Excerpts from a figure dataset
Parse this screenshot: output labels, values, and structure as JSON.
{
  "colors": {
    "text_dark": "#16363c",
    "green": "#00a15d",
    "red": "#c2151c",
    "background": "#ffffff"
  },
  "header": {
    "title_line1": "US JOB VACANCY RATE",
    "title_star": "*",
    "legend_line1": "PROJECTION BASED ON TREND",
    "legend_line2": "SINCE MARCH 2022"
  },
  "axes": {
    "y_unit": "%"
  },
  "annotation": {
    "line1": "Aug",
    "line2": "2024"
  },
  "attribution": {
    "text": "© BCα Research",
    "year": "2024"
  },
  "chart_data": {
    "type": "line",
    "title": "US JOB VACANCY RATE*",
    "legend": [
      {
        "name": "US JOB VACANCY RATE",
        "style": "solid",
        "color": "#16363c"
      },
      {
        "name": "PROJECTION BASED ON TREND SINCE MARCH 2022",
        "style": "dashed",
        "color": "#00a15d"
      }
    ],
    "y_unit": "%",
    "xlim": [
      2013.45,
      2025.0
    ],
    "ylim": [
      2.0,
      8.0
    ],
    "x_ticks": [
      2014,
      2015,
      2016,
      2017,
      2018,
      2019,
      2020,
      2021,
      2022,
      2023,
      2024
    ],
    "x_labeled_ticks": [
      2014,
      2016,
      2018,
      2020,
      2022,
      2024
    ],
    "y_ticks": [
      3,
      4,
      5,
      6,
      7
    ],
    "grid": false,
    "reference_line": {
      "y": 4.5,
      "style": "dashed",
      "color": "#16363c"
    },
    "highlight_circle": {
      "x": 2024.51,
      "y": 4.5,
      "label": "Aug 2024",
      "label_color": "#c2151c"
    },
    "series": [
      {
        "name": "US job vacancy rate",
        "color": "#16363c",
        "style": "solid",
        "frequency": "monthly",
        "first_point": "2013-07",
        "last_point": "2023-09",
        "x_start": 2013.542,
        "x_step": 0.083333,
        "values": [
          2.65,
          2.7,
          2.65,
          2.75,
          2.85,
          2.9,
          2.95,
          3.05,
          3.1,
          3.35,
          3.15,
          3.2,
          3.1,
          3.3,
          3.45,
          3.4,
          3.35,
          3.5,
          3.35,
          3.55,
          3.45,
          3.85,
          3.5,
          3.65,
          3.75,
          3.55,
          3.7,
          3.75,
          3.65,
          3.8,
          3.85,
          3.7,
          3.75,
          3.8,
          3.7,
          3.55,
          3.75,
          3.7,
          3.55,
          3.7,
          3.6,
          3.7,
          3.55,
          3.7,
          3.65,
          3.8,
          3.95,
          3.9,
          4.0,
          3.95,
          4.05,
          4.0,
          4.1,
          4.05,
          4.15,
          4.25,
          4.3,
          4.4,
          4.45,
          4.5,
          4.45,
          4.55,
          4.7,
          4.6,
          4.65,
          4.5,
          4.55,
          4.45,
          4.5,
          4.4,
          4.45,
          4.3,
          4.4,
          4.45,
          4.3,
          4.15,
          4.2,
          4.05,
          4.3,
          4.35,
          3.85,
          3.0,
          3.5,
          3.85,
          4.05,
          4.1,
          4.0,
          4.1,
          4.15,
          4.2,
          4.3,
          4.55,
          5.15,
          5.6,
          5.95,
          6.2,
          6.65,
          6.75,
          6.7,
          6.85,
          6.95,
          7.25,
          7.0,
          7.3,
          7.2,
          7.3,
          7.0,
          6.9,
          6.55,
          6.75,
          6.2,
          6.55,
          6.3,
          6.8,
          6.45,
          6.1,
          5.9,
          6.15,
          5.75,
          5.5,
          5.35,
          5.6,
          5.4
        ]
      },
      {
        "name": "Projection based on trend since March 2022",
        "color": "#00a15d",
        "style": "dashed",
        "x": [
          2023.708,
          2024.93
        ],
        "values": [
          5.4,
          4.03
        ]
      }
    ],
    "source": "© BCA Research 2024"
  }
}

**TASK INSTRUCTIONS:**
Gather each line in the data that holds the string "Research".

**TASK RESPONSE:**
    "text": "© BCα Research",
    "source": "© BCA Research 2024"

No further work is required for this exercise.